* TASK DETAILS: Find the lines containing "icon" and say how many there are, with no other words.

Dataset excerpts
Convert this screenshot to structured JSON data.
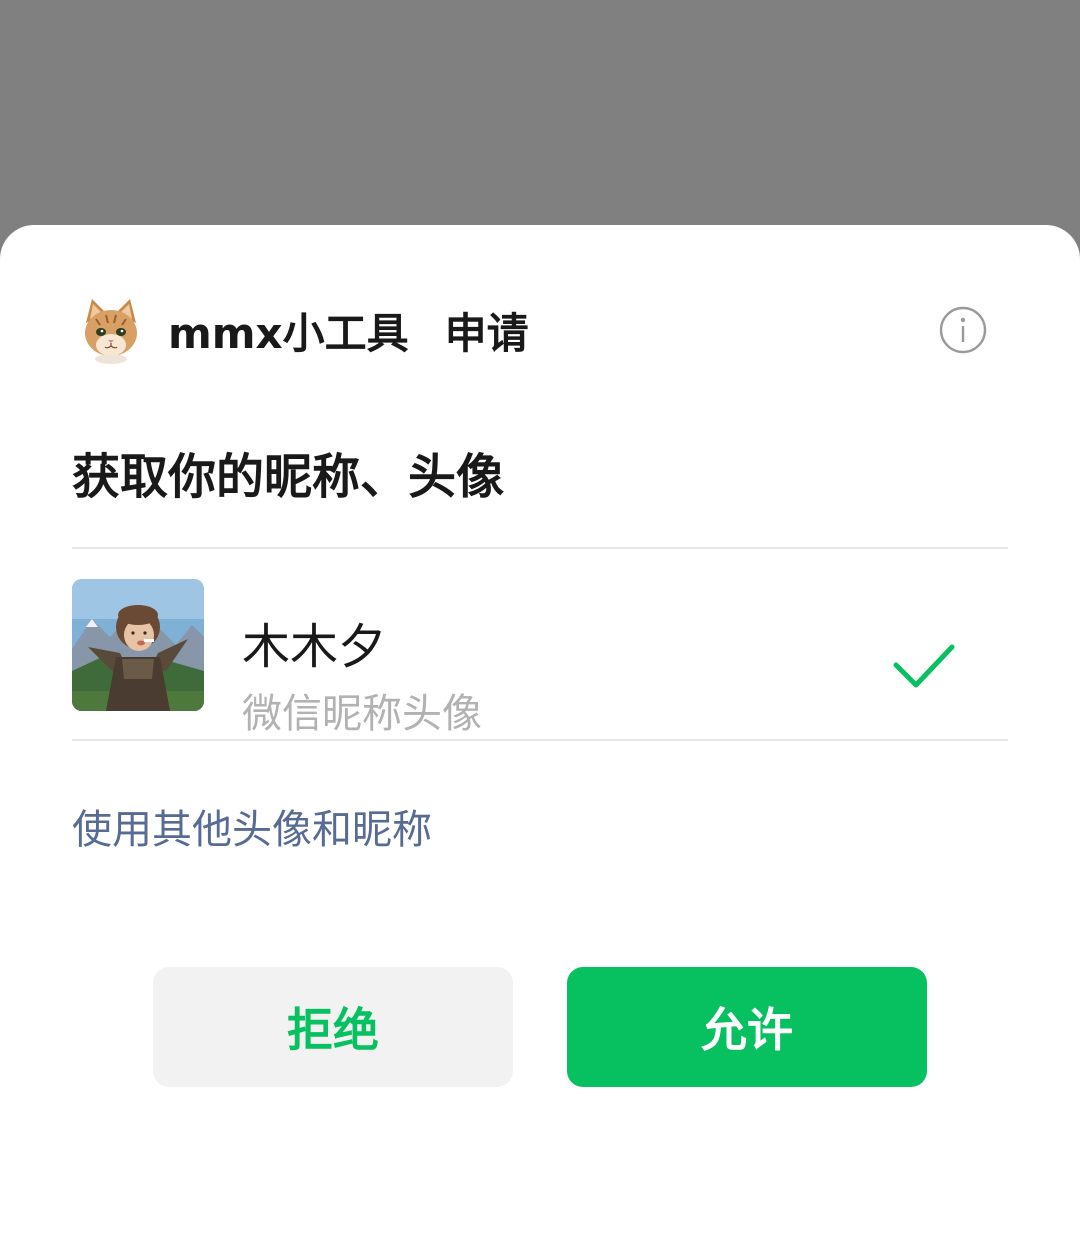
{
  "app": {
    "name": "mmx小工具",
    "request_word": "申请",
    "logo_icon": "cat-face-icon"
  },
  "info_icon": "info-icon",
  "permission": {
    "title": "获取你的昵称、头像"
  },
  "account": {
    "nickname": "木木夕",
    "subtitle": "微信昵称头像",
    "selected": true,
    "check_icon": "checkmark-icon"
  },
  "other_link": "使用其他头像和昵称",
  "buttons": {
    "reject": "拒绝",
    "allow": "允许"
  },
  "colors": {
    "accent_green": "#07c160",
    "link_blue": "#576b95",
    "overlay_gray": "#808080"
  }
}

* THE SOLUTION: 3